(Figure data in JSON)
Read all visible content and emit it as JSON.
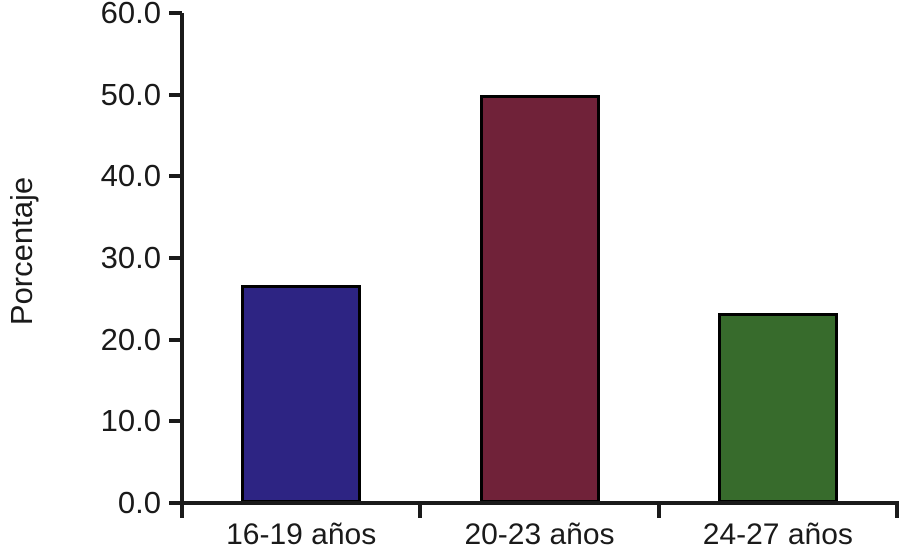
{
  "chart_data": {
    "type": "bar",
    "title": "",
    "xlabel": "",
    "ylabel": "Porcentaje",
    "categories": [
      "16-19 años",
      "20-23 años",
      "24-27 años"
    ],
    "values": [
      26.7,
      50.0,
      23.3
    ],
    "bar_colors": [
      "#2d2483",
      "#702239",
      "#376b2c"
    ],
    "bar_edge_color": "#000000",
    "ylim": [
      0,
      60
    ],
    "ytick_labels": [
      "0.0",
      "10.0",
      "20.0",
      "30.0",
      "40.0",
      "50.0",
      "60.0"
    ],
    "ytick_values": [
      0,
      10,
      20,
      30,
      40,
      50,
      60
    ],
    "grid": false,
    "legend": "none",
    "background": "#ffffff",
    "axis_color": "#1a1a1a"
  }
}
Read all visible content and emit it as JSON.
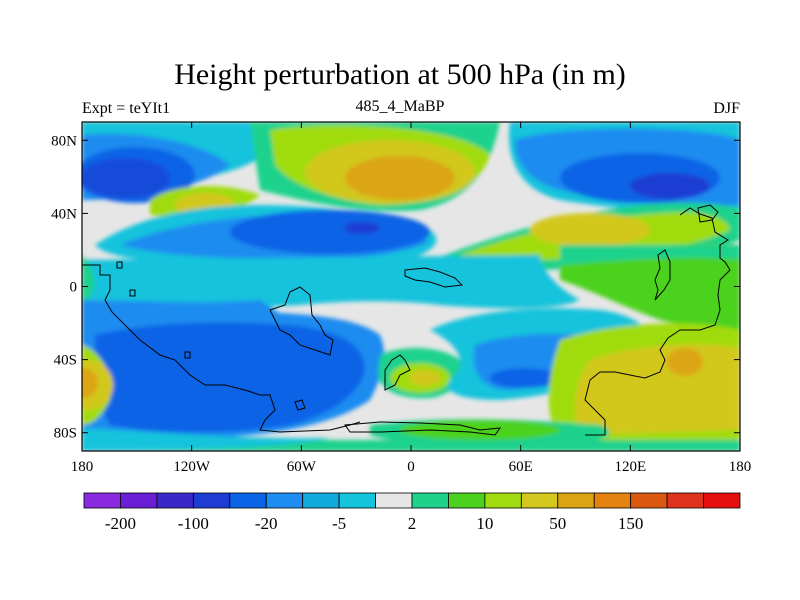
{
  "title": "Height perturbation at 500 hPa (in m)",
  "left_string": "Expt = teYIt1",
  "center_string": "485_4_MaBP",
  "right_string": "DJF",
  "map": {
    "projection": "cylindrical-equidistant",
    "lon_range": [
      -180,
      180
    ],
    "lat_range": [
      -90,
      90
    ],
    "x_ticks": [
      "180",
      "120W",
      "60W",
      "0",
      "60E",
      "120E",
      "180"
    ],
    "y_ticks": [
      "80N",
      "40N",
      "0",
      "40S",
      "80S"
    ]
  },
  "colorbar": {
    "colors": [
      "#8a2be2",
      "#6a1fd6",
      "#3c28c8",
      "#1e3cd2",
      "#0a64e6",
      "#1e8cf0",
      "#12aadc",
      "#14c3dc",
      "#e6e6e6",
      "#1ed28c",
      "#4bd21e",
      "#a0dc0f",
      "#d2c81e",
      "#dca514",
      "#e6820f",
      "#dc5a0f",
      "#e1321e",
      "#e60f0f"
    ],
    "labels": [
      "-200",
      "-100",
      "-20",
      "-5",
      "2",
      "10",
      "50",
      "150"
    ]
  }
}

(WHAT IS REQUIRED) Leave out every line without the string "title" and copy the rest.

(FINAL ANSWER)
    "title": "",
  "title": "Height perturbation at 500 hPa (in m)",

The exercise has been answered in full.